[Rows from a dataset]
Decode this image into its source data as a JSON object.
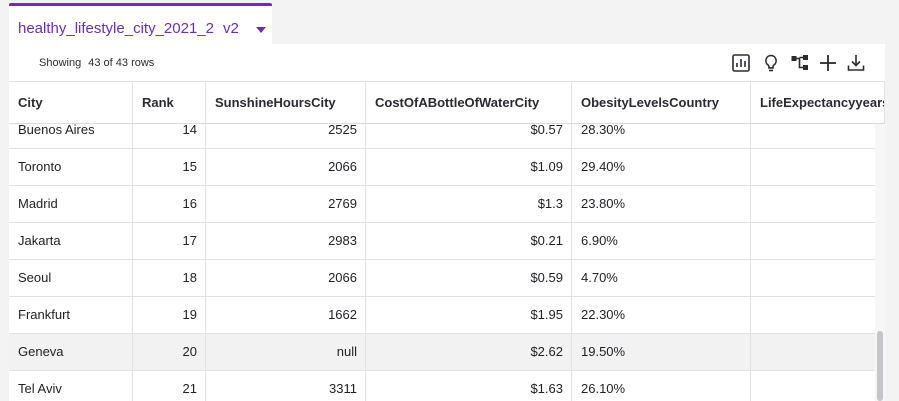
{
  "tab": {
    "title": "healthy_lifestyle_city_2021_2",
    "version": "v2"
  },
  "toolbar": {
    "showing_label": "Showing",
    "showing_count": "43 of 43 rows",
    "icons": [
      "chart-icon",
      "lightbulb-icon",
      "hierarchy-icon",
      "plus-icon",
      "download-icon"
    ]
  },
  "columns": [
    "City",
    "Rank",
    "SunshineHoursCity",
    "CostOfABottleOfWaterCity",
    "ObesityLevelsCountry",
    "LifeExpectancyyears"
  ],
  "rows": [
    {
      "city": "Buenos Aires",
      "rank": "14",
      "sunshine": "2525",
      "water": "$0.57",
      "obesity": "28.30%",
      "life": ""
    },
    {
      "city": "Toronto",
      "rank": "15",
      "sunshine": "2066",
      "water": "$1.09",
      "obesity": "29.40%",
      "life": ""
    },
    {
      "city": "Madrid",
      "rank": "16",
      "sunshine": "2769",
      "water": "$1.3",
      "obesity": "23.80%",
      "life": ""
    },
    {
      "city": "Jakarta",
      "rank": "17",
      "sunshine": "2983",
      "water": "$0.21",
      "obesity": "6.90%",
      "life": ""
    },
    {
      "city": "Seoul",
      "rank": "18",
      "sunshine": "2066",
      "water": "$0.59",
      "obesity": "4.70%",
      "life": ""
    },
    {
      "city": "Frankfurt",
      "rank": "19",
      "sunshine": "1662",
      "water": "$1.95",
      "obesity": "22.30%",
      "life": ""
    },
    {
      "city": "Geneva",
      "rank": "20",
      "sunshine": "null",
      "water": "$2.62",
      "obesity": "19.50%",
      "life": ""
    },
    {
      "city": "Tel Aviv",
      "rank": "21",
      "sunshine": "3311",
      "water": "$1.63",
      "obesity": "26.10%",
      "life": ""
    }
  ],
  "colors": {
    "accent": "#6a2fb8",
    "row_highlight": "#f2f2f3"
  }
}
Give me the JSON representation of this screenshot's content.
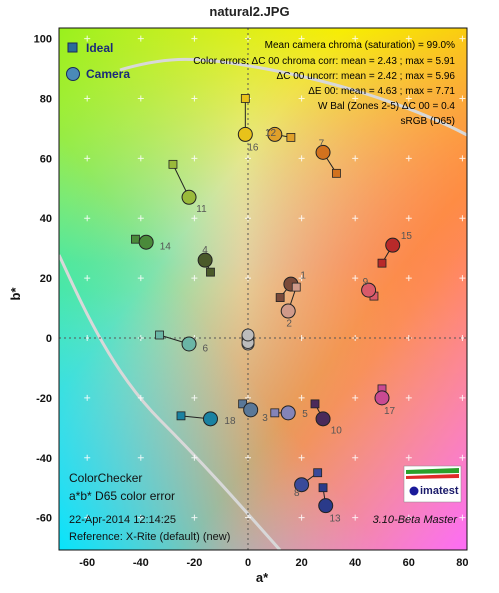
{
  "title": "natural2.JPG",
  "chart_data": {
    "type": "scatter",
    "title": "natural2.JPG",
    "xlabel": "a*",
    "ylabel": "b*",
    "xlim": [
      -70,
      80
    ],
    "ylim": [
      -70,
      103
    ],
    "xticks": [
      "-60",
      "-40",
      "-20",
      "0",
      "20",
      "40",
      "60",
      "80"
    ],
    "yticks": [
      "100",
      "80",
      "60",
      "40",
      "20",
      "0",
      "-20",
      "-40",
      "-60"
    ],
    "legend": [
      {
        "name": "Ideal",
        "marker": "square"
      },
      {
        "name": "Camera",
        "marker": "circle"
      }
    ],
    "legend_position": "top-left",
    "grid": true,
    "patches": [
      {
        "id": "1",
        "ideal": [
          12,
          13.5
        ],
        "camera": [
          16,
          18
        ],
        "color": "#7a4a3a"
      },
      {
        "id": "2",
        "ideal": [
          18,
          17
        ],
        "camera": [
          15,
          9
        ],
        "color": "#d09a8a"
      },
      {
        "id": "3",
        "ideal": [
          -2,
          -22
        ],
        "camera": [
          1,
          -24
        ],
        "color": "#5a7898"
      },
      {
        "id": "4",
        "ideal": [
          -14,
          22
        ],
        "camera": [
          -16,
          26
        ],
        "color": "#4a5a2a"
      },
      {
        "id": "5",
        "ideal": [
          10,
          -25
        ],
        "camera": [
          15,
          -25
        ],
        "color": "#8484b8"
      },
      {
        "id": "6",
        "ideal": [
          -33,
          1
        ],
        "camera": [
          -22,
          -2
        ],
        "color": "#6ab6a6"
      },
      {
        "id": "7",
        "ideal": [
          33,
          55
        ],
        "camera": [
          28,
          62
        ],
        "color": "#d2721e"
      },
      {
        "id": "8",
        "ideal": [
          26,
          -45
        ],
        "camera": [
          20,
          -49
        ],
        "color": "#3a4a9a"
      },
      {
        "id": "9",
        "ideal": [
          47,
          14
        ],
        "camera": [
          45,
          16
        ],
        "color": "#d85a6a"
      },
      {
        "id": "10",
        "ideal": [
          25,
          -22
        ],
        "camera": [
          28,
          -27
        ],
        "color": "#4a2a5a"
      },
      {
        "id": "11",
        "ideal": [
          -28,
          58
        ],
        "camera": [
          -22,
          47
        ],
        "color": "#9aba3a"
      },
      {
        "id": "12",
        "ideal": [
          16,
          67
        ],
        "camera": [
          10,
          68
        ],
        "color": "#e0a02a"
      },
      {
        "id": "13",
        "ideal": [
          28,
          -50
        ],
        "camera": [
          29,
          -56
        ],
        "color": "#2a3a8a"
      },
      {
        "id": "14",
        "ideal": [
          -42,
          33
        ],
        "camera": [
          -38,
          32
        ],
        "color": "#4a8a3a"
      },
      {
        "id": "15",
        "ideal": [
          50,
          25
        ],
        "camera": [
          54,
          31
        ],
        "color": "#b82a2a"
      },
      {
        "id": "16",
        "ideal": [
          -1,
          80
        ],
        "camera": [
          -1,
          68
        ],
        "color": "#e8c21a"
      },
      {
        "id": "17",
        "ideal": [
          50,
          -17
        ],
        "camera": [
          50,
          -20
        ],
        "color": "#c84a92"
      },
      {
        "id": "18",
        "ideal": [
          -25,
          -26
        ],
        "camera": [
          -14,
          -27
        ],
        "color": "#1a82a2"
      }
    ],
    "neutral_points": [
      [
        0,
        0
      ],
      [
        0,
        -1
      ],
      [
        0,
        -2
      ],
      [
        0,
        0.5
      ],
      [
        0,
        -1.5
      ],
      [
        0,
        1
      ]
    ],
    "annotations": {
      "info_lines": [
        "Mean camera chroma (saturation) = 99.0%",
        "Color errors: ΔC 00 chroma corr:  mean = 2.43 ;  max = 5.91",
        "ΔC 00 uncorr:  mean = 2.42 ;  max = 5.96",
        "ΔE 00:  mean = 4.63 ;  max = 7.71",
        "W Bal (Zones 2-5) ΔC 00 = 0.4",
        "sRGB (D65)"
      ],
      "footer_title_1": "ColorChecker",
      "footer_title_2": "a*b* D65 color error",
      "footer_date": "22-Apr-2014 12:14:25",
      "footer_reference": "Reference: X-Rite (default) (new)",
      "version": "3.10-Beta  Master",
      "logo_text": "imatest"
    }
  }
}
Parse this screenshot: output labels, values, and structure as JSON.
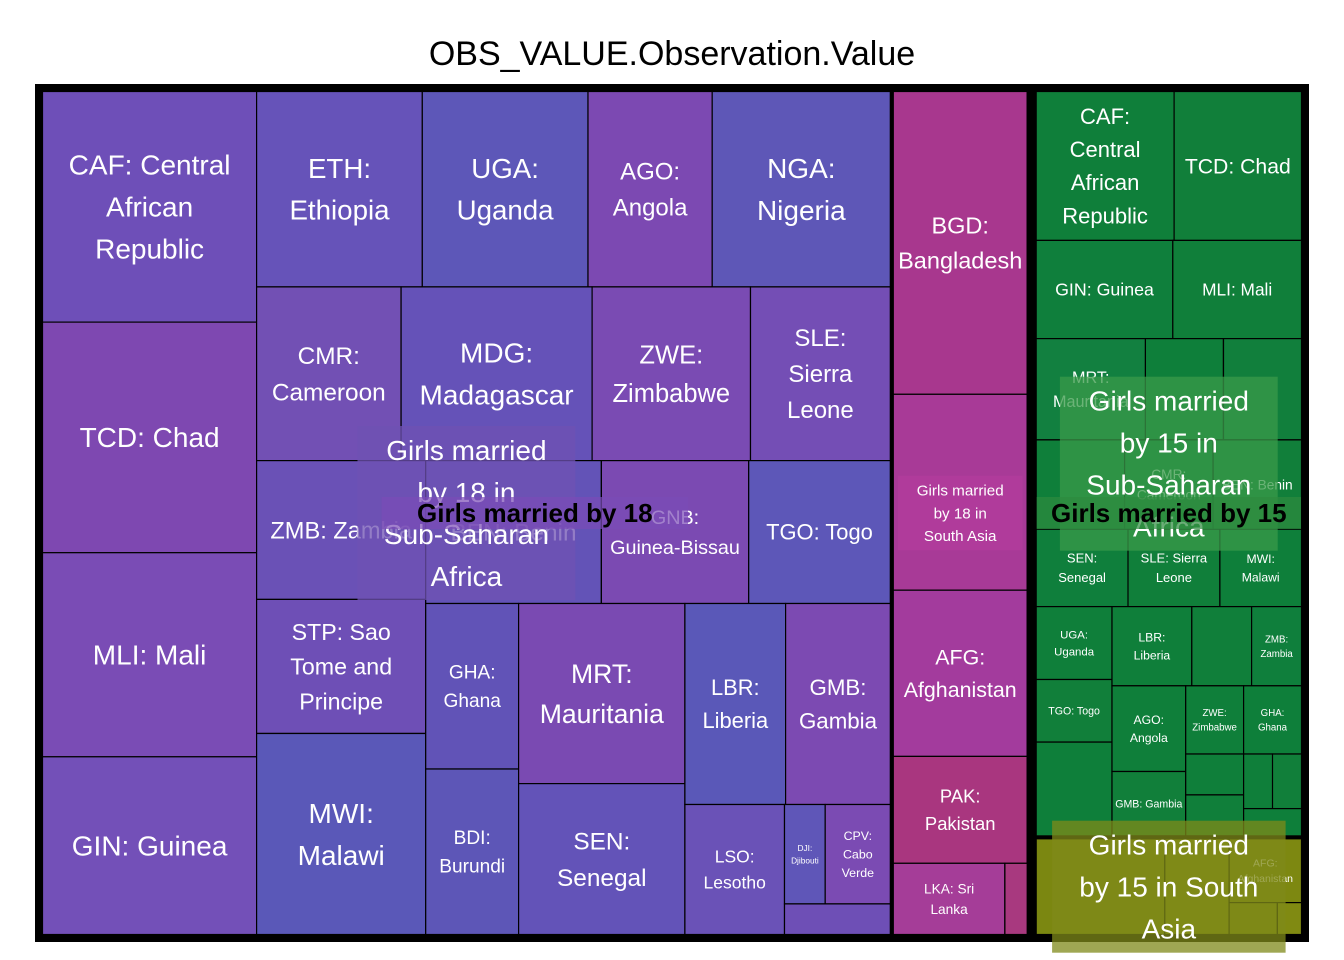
{
  "chart_data": {
    "type": "treemap",
    "title": "OBS_VALUE.Observation.Value",
    "groups": [
      {
        "name": "Girls married by 18",
        "color": "#7b4bb6",
        "subgroups": [
          {
            "name": "Girls married by 18 in Sub-Saharan Africa",
            "color": "#6f52b3",
            "tiles": [
              {
                "label": "CAF: Central African Republic",
                "value": 61,
                "color": "#6e4fb8"
              },
              {
                "label": "TCD: Chad",
                "value": 61,
                "color": "#7e48b1"
              },
              {
                "label": "MLI: Mali",
                "value": 54,
                "color": "#7a4cb5"
              },
              {
                "label": "GIN: Guinea",
                "value": 47,
                "color": "#7350b8"
              },
              {
                "label": "ETH: Ethiopia",
                "value": 40,
                "color": "#6653b9"
              },
              {
                "label": "UGA: Uganda",
                "value": 40,
                "color": "#5d57b8"
              },
              {
                "label": "AGO: Angola",
                "value": 30,
                "color": "#7c49b2"
              },
              {
                "label": "NGA: Nigeria",
                "value": 43,
                "color": "#5e57b7"
              },
              {
                "label": "CMR: Cameroon",
                "value": 31,
                "color": "#7250b4"
              },
              {
                "label": "MDG: Madagascar",
                "value": 41,
                "color": "#6552b8"
              },
              {
                "label": "ZWE: Zimbabwe",
                "value": 34,
                "color": "#7a4bb3"
              },
              {
                "label": "SLE: Sierra Leone",
                "value": 30,
                "color": "#744eb5"
              },
              {
                "label": "ZMB: Zambia",
                "value": 29,
                "color": "#6a51b6"
              },
              {
                "label": "STP: Sao Tome and Principe",
                "value": 28,
                "color": "#6e4fb6"
              },
              {
                "label": "MWI: Malawi",
                "value": 42,
                "color": "#5a58b8"
              },
              {
                "label": "BEN: Benin",
                "value": 31,
                "color": "#6353b7"
              },
              {
                "label": "GNB: Guinea-Bissau",
                "value": 26,
                "color": "#7b4ab2"
              },
              {
                "label": "TGO: Togo",
                "value": 25,
                "color": "#5d57b8"
              },
              {
                "label": "GHA: Ghana",
                "value": 19,
                "color": "#6153b7"
              },
              {
                "label": "BDI: Burundi",
                "value": 19,
                "color": "#5d56b7"
              },
              {
                "label": "MRT: Mauritania",
                "value": 37,
                "color": "#7a4ab2"
              },
              {
                "label": "SEN: Senegal",
                "value": 31,
                "color": "#6353b8"
              },
              {
                "label": "LBR: Liberia",
                "value": 25,
                "color": "#5a58b8"
              },
              {
                "label": "GMB: Gambia",
                "value": 26,
                "color": "#7c4ab2"
              },
              {
                "label": "LSO: Lesotho",
                "value": 16,
                "color": "#6a52b7"
              },
              {
                "label": "DJI: Djibouti",
                "value": 5,
                "color": "#5f56b8"
              },
              {
                "label": "CPV: Cabo Verde",
                "value": 8,
                "color": "#7b4bb3"
              },
              {
                "label": "",
                "value": 4,
                "color": "#6e4fb6"
              }
            ]
          },
          {
            "name": "Girls married by 18 in South Asia",
            "color": "#b33c9c",
            "tiles": [
              {
                "label": "BGD: Bangladesh",
                "value": 51,
                "color": "#a8378e"
              },
              {
                "label": "",
                "value": 33,
                "color": "#a83a97"
              },
              {
                "label": "AFG: Afghanistan",
                "value": 28,
                "color": "#a33b9d"
              },
              {
                "label": "PAK: Pakistan",
                "value": 18,
                "color": "#a9367f"
              },
              {
                "label": "LKA: Sri Lanka",
                "value": 10,
                "color": "#a53d98"
              },
              {
                "label": "",
                "value": 2,
                "color": "#a8397f"
              }
            ]
          }
        ]
      },
      {
        "name": "Girls married by 15",
        "color": "#2e8a3e",
        "subgroups": [
          {
            "name": "Girls married by 15 in Sub-Saharan Africa",
            "color": "#3a9a4a",
            "tiles": [
              {
                "label": "CAF: Central African Republic",
                "value": 26,
                "color": "#0f7f3a"
              },
              {
                "label": "TCD: Chad",
                "value": 24,
                "color": "#117f3a"
              },
              {
                "label": "GIN: Guinea",
                "value": 17,
                "color": "#0f7f3c"
              },
              {
                "label": "MLI: Mali",
                "value": 16,
                "color": "#107f3a"
              },
              {
                "label": "MRT: Mauritania",
                "value": 14,
                "color": "#128040"
              },
              {
                "label": "",
                "value": 10,
                "color": "#0e7f3a"
              },
              {
                "label": "",
                "value": 10,
                "color": "#117f3c"
              },
              {
                "label": "",
                "value": 10,
                "color": "#0f7f3a"
              },
              {
                "label": "CMR: Cameroon",
                "value": 10,
                "color": "#0f7f3a"
              },
              {
                "label": "BEN: Benin",
                "value": 10,
                "color": "#117f3a"
              },
              {
                "label": "SEN: Senegal",
                "value": 9,
                "color": "#0f7f3c"
              },
              {
                "label": "SLE: Sierra Leone",
                "value": 9,
                "color": "#107f3a"
              },
              {
                "label": "MWI: Malawi",
                "value": 8,
                "color": "#0e7f3a"
              },
              {
                "label": "UGA: Uganda",
                "value": 7,
                "color": "#0f7f3a"
              },
              {
                "label": "TGO: Togo",
                "value": 6,
                "color": "#117f3a"
              },
              {
                "label": "",
                "value": 9,
                "color": "#0e7f3a"
              },
              {
                "label": "LBR: Liberia",
                "value": 8,
                "color": "#0f7f3a"
              },
              {
                "label": "",
                "value": 6,
                "color": "#107f3a"
              },
              {
                "label": "ZMB: Zambia",
                "value": 5,
                "color": "#0f7f3c"
              },
              {
                "label": "AGO: Angola",
                "value": 8,
                "color": "#0f7f3a"
              },
              {
                "label": "GMB: Gambia",
                "value": 6,
                "color": "#117f3a"
              },
              {
                "label": "ZWE: Zimbabwe",
                "value": 5,
                "color": "#0f7f3a"
              },
              {
                "label": "GHA: Ghana",
                "value": 5,
                "color": "#0e7f3a"
              },
              {
                "label": "",
                "value": 3,
                "color": "#0f7f3a"
              },
              {
                "label": "",
                "value": 3,
                "color": "#107f3a"
              },
              {
                "label": "",
                "value": 2,
                "color": "#0f7f3a"
              },
              {
                "label": "",
                "value": 2,
                "color": "#117f3a"
              },
              {
                "label": "",
                "value": 2,
                "color": "#0e7f3a"
              }
            ]
          },
          {
            "name": "Girls married by 15 in South Asia",
            "color": "#7f8a1a",
            "tiles": [
              {
                "label": "",
                "value": 16,
                "color": "#7b8711"
              },
              {
                "label": "",
                "value": 8,
                "color": "#808a12"
              },
              {
                "label": "AFG: Afghanistan",
                "value": 6,
                "color": "#7d8811"
              },
              {
                "label": "",
                "value": 2,
                "color": "#7b8711"
              },
              {
                "label": "",
                "value": 1,
                "color": "#808a12"
              }
            ]
          }
        ]
      }
    ]
  }
}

- [Stated goal] In the entries above, identify each line that includes the string "married", then copy it.

- [Solution to the problem]
        "name": "Girls married by 18",
            "name": "Girls married by 18 in Sub-Saharan Africa",
            "name": "Girls married by 18 in South Asia",
        "name": "Girls married by 15",
            "name": "Girls married by 15 in Sub-Saharan Africa",
            "name": "Girls married by 15 in South Asia",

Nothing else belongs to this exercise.